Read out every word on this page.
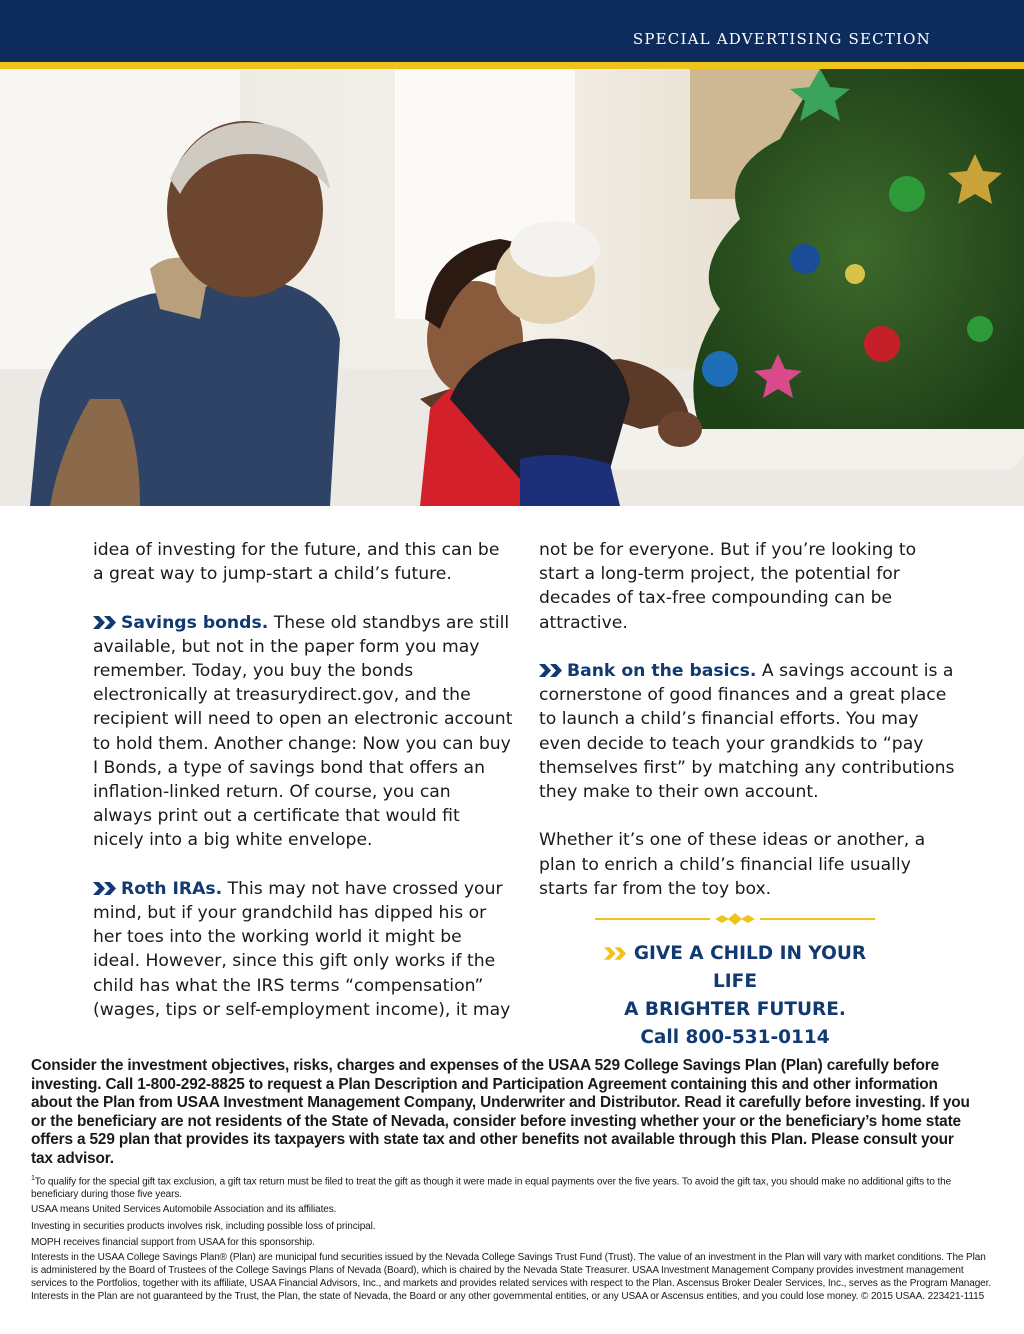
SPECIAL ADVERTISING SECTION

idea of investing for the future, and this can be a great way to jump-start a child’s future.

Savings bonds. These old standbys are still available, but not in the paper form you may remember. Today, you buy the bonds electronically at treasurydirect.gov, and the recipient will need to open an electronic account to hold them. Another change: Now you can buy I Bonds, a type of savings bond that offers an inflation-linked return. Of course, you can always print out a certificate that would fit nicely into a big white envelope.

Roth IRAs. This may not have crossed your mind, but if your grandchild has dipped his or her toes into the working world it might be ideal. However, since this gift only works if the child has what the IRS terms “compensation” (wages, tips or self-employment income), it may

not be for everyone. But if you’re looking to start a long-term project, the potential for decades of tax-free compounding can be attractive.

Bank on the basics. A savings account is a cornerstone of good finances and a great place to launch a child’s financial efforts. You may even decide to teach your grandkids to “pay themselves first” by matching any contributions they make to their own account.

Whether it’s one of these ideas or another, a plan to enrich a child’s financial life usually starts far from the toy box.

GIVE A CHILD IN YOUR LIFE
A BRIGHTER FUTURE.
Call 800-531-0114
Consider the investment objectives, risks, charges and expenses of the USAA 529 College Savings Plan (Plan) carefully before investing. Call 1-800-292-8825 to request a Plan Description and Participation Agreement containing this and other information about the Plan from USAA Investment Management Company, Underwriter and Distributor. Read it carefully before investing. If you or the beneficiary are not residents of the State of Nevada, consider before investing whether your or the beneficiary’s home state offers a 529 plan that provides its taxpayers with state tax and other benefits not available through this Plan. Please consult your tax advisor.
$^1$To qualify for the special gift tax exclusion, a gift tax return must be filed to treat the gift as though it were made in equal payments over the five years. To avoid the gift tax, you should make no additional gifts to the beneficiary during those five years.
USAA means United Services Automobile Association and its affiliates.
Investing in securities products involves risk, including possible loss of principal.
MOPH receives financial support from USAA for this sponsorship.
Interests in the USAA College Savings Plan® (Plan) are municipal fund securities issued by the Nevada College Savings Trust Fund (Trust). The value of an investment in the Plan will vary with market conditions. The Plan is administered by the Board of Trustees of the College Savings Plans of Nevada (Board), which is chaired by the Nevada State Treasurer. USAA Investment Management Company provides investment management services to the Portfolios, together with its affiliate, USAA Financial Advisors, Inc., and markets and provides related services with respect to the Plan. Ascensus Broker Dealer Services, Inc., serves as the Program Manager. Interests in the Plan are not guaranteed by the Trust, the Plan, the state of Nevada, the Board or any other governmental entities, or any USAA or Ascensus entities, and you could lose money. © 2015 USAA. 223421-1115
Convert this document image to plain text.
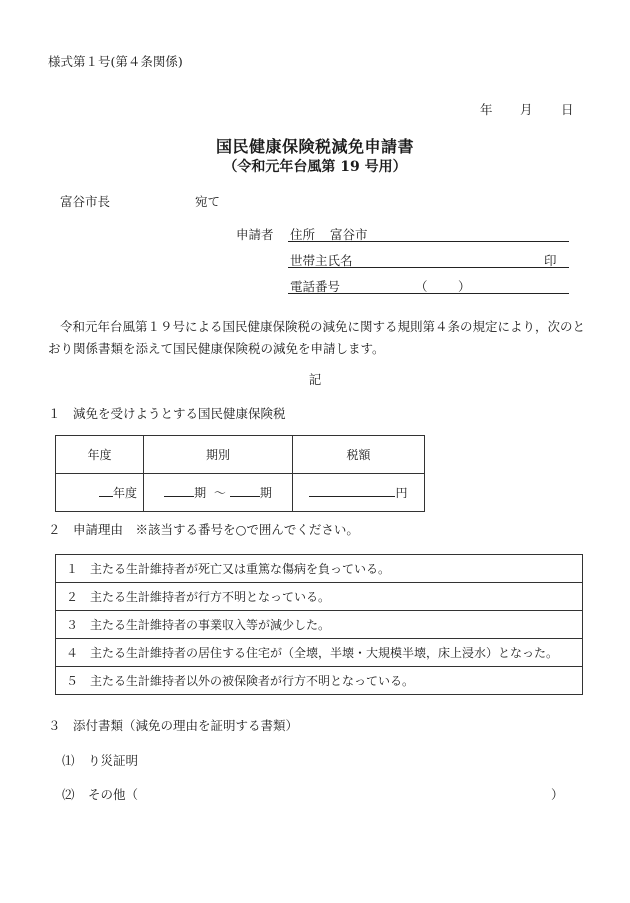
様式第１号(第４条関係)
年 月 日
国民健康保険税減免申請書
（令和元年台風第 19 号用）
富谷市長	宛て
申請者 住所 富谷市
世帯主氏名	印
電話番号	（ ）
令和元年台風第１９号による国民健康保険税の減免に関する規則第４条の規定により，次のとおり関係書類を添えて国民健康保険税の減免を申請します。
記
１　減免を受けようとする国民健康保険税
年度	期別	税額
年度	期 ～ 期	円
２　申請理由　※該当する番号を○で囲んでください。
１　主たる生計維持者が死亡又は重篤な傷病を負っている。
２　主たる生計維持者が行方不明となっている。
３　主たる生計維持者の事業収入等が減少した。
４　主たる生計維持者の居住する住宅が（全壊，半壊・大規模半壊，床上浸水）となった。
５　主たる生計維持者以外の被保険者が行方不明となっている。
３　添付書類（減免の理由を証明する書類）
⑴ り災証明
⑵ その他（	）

★ ★ ★ ★ ★

Your task is to repeat exactly the lines from the one containing "Convert this document image to plain text." through the end of the material, both included, and only those, without pictures.

Convert this document image to plain text.
様式第１号(第４条関係)
年 月 日
国民健康保険税減免申請書
（令和元年台風第 19 号用）
富谷市長	宛て
申請者 住所 富谷市
世帯主氏名	印
電話番号	（ ）
令和元年台風第１９号による国民健康保険税の減免に関する規則第４条の規定により，次のとおり関係書類を添えて国民健康保険税の減免を申請します。
記
１　減免を受けようとする国民健康保険税
年度	期別	税額
年度	期 ～ 期	円
２　申請理由　※該当する番号を○で囲んでください。
１　主たる生計維持者が死亡又は重篤な傷病を負っている。
２　主たる生計維持者が行方不明となっている。
３　主たる生計維持者の事業収入等が減少した。
４　主たる生計維持者の居住する住宅が（全壊，半壊・大規模半壊，床上浸水）となった。
５　主たる生計維持者以外の被保険者が行方不明となっている。
３　添付書類（減免の理由を証明する書類）
⑴ り災証明
⑵ その他（	）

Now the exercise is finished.